DOCUMENT PASSAGE =
───

Applying the patch should be opt-in if you ask me. But of course, most sysadmins are hopeless. So then the OS vendors push it out, it's safer than letting the decision to uninformed people.




This "but people are stupid and uninformed" mentality has really got to stop. If you find yourself making an argument that hinges on everyone but you or some large population being idiots then you're wrong. Not only because people aren't stupid but doubly because you're specifically talking about a population of highly educated people who start as developers and get interested in infra.

Sysadmins/DevOps/SREs aren't hopeless, they just have different incentives and responsibilities. Default secure with the option to let down your guard when the need is there is always always the right choice. You wouldn't have your firewall default allow with a blocklist. You wouldn't grant everyone sudo access and then maintain a list of commands they can't execute. Such a thing is impossible to maintain.

For me specifically I manage too many servers to bother with this. It's going to be deployed to everything without exception and if you need more performance we'll rack more hardware. The cost of more CPUs is less than the risk that something will slip through the cracks. I don't care that your pet service doesn't execute any untrusted code, I'm not carving out exceptions when I have 20 teams constantly asking for stuff.

───

BRIEF A = According to the patching discussion, what will the writer who manages many servers do for anyone who needs more performance?
BRIEF B = Write the next part of the patching discussion, picking up after its final sentence.
The entries that follow are separate material, unrelated to the patching discussion.

EXTRACTED MATERIAL =
───

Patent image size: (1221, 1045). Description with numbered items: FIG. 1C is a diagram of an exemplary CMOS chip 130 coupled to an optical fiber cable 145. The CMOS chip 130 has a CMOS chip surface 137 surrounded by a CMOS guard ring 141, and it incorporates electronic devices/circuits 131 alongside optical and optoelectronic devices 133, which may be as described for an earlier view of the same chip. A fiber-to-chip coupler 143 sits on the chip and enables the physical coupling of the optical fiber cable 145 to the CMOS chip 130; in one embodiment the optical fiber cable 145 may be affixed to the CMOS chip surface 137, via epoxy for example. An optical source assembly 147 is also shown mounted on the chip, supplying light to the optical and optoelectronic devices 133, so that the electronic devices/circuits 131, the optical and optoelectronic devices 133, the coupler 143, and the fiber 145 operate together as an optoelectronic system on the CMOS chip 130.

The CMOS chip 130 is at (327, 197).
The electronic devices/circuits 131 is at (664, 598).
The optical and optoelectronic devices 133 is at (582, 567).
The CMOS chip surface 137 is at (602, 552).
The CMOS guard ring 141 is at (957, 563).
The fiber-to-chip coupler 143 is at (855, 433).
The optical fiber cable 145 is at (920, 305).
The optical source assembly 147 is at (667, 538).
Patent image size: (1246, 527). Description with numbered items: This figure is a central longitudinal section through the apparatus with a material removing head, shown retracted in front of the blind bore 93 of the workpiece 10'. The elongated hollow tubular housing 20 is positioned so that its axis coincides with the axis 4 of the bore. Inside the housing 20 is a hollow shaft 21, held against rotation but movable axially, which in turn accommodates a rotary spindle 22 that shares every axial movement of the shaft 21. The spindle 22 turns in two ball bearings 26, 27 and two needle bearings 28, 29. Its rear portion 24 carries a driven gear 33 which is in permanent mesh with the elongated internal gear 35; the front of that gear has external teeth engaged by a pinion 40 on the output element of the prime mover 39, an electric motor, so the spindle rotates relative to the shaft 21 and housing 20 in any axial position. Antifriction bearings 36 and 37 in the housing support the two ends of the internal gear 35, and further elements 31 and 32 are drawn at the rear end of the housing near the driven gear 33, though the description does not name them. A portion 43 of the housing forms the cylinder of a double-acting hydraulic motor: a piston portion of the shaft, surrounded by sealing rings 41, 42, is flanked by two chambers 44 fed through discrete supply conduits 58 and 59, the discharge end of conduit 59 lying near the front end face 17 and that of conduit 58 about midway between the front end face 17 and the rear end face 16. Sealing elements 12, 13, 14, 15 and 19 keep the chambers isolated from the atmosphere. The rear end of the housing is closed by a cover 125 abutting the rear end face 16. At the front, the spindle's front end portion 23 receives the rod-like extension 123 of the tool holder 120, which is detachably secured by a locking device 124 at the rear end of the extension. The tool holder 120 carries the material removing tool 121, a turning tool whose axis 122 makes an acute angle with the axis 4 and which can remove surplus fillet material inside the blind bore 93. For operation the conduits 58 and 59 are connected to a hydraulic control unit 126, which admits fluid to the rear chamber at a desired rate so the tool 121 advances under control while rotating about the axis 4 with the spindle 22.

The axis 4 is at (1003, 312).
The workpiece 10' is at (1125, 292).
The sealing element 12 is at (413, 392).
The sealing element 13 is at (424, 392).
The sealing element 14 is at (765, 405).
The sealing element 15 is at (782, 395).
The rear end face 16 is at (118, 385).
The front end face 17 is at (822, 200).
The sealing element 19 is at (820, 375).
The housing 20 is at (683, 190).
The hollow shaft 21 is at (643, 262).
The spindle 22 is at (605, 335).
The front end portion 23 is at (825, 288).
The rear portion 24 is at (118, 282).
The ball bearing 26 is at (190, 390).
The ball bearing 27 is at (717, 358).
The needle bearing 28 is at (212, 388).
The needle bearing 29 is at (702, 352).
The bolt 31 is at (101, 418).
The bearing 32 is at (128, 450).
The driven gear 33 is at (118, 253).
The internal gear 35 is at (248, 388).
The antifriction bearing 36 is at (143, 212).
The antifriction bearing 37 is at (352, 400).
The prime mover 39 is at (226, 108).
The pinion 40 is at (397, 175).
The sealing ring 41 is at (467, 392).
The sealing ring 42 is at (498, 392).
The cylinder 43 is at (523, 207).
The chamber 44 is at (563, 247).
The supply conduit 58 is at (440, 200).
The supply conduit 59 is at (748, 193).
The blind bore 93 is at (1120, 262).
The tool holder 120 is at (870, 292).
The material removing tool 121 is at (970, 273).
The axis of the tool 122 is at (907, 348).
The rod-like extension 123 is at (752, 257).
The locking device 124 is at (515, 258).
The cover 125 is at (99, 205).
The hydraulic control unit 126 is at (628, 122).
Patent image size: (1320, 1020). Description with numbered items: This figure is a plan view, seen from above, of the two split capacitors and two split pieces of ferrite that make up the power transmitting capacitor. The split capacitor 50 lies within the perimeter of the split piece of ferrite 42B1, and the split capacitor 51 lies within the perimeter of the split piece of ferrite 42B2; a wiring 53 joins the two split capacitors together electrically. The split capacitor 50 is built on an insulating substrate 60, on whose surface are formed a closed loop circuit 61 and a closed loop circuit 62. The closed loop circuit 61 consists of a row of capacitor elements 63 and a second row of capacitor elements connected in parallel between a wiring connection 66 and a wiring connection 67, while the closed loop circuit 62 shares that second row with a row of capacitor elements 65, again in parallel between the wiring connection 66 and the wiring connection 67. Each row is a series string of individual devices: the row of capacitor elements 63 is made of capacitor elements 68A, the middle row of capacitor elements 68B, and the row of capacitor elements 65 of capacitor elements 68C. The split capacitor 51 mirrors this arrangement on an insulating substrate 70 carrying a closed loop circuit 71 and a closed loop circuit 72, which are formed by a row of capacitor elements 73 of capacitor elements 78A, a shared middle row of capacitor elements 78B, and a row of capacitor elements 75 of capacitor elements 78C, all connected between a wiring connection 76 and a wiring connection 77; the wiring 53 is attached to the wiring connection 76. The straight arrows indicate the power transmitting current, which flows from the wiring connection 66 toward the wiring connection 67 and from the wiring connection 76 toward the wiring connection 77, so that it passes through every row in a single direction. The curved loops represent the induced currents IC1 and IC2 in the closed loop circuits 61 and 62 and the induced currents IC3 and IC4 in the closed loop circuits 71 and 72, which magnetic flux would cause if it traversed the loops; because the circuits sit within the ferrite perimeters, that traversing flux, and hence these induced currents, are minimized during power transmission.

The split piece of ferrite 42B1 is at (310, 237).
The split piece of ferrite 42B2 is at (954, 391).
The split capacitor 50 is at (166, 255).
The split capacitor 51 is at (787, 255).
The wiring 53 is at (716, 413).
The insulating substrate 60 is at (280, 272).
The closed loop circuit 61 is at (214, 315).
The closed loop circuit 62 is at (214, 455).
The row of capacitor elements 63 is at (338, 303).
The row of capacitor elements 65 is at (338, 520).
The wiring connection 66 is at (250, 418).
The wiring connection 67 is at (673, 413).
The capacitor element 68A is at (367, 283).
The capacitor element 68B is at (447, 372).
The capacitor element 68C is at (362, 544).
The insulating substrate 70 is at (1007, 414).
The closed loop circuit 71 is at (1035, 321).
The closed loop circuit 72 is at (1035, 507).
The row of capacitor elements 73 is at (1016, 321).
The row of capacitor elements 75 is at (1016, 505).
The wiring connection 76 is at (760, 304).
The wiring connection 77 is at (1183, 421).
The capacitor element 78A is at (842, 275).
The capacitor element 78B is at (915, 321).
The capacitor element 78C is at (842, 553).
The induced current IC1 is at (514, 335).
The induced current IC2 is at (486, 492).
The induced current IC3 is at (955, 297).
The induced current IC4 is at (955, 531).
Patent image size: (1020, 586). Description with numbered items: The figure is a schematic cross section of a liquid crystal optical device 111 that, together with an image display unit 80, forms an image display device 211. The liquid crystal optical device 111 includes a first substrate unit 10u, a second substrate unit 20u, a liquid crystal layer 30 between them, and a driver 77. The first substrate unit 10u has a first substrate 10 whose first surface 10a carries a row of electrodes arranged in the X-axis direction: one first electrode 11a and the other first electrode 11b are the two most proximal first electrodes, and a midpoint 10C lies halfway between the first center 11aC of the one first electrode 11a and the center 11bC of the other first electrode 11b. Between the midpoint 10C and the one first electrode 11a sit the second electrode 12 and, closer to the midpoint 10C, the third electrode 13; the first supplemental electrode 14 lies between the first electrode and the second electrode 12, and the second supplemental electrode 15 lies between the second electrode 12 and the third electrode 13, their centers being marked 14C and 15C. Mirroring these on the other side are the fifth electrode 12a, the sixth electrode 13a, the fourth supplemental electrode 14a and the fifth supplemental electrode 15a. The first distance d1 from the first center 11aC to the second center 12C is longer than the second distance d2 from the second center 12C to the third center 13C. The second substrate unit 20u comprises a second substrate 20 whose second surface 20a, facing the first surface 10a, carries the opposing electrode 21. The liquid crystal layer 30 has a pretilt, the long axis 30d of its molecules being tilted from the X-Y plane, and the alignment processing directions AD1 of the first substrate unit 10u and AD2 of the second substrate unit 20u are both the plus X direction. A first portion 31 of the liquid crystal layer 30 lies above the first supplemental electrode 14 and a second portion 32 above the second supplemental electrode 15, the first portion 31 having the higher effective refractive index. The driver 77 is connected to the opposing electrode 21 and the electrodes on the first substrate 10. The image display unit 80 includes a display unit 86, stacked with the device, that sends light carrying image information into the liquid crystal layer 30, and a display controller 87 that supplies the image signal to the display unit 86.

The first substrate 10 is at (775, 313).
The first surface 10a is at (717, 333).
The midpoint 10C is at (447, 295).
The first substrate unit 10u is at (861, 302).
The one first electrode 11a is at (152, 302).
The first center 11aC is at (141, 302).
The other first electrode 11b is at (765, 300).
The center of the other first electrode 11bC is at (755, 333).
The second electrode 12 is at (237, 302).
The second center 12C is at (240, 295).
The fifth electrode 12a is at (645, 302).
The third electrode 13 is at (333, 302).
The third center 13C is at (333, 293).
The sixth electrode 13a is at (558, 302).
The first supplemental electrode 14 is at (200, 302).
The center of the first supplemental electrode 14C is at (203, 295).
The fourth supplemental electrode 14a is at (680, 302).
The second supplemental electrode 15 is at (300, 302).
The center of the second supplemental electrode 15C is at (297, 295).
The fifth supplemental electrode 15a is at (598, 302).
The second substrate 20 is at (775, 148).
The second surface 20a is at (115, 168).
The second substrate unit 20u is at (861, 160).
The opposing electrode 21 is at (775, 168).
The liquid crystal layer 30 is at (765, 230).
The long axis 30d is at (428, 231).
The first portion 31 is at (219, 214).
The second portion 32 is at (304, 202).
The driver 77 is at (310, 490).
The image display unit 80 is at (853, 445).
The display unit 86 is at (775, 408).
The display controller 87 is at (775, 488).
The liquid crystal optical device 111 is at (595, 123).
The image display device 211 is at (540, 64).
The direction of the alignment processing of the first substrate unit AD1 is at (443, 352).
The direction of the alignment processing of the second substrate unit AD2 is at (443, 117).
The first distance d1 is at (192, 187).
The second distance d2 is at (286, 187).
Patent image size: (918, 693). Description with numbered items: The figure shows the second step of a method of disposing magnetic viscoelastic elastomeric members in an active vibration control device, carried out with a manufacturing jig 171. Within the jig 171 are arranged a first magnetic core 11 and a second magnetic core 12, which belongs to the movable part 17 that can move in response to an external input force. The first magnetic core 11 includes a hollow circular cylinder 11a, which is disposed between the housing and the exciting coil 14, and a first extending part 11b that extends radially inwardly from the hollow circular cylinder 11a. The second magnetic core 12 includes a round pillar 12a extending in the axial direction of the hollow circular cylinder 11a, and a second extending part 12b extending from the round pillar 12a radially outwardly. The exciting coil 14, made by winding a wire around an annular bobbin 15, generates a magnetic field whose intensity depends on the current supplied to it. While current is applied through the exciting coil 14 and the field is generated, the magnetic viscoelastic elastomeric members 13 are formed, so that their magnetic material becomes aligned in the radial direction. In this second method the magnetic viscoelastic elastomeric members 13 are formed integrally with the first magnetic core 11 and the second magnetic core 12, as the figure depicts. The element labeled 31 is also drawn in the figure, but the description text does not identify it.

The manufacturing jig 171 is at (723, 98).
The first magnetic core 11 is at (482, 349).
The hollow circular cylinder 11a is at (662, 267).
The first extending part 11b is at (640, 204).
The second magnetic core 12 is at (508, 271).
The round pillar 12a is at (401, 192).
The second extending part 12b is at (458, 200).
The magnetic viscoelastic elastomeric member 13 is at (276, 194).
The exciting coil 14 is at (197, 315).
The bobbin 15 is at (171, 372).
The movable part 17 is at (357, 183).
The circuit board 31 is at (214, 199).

───

EXERCISE ANSWER A = Rack more hardware.

EXERCISE ANSWER B =
>I'm not carving out exceptions when I have 20 teams constantly asking for stuff.

Sounds like your IT department is severely understaffed and is unable to meet the needs of the developers without reducing service.


Sometimes this happens —- the vast majority of organizations have tighter budgets than FAANG, especially if they are not for profit. How helpful do you think this observation could be to someone in their position ?


I think it should be opt out because it’s better to have secure by default than fast by default in my opinion.


This is especially true since the exploits are available in Javascript.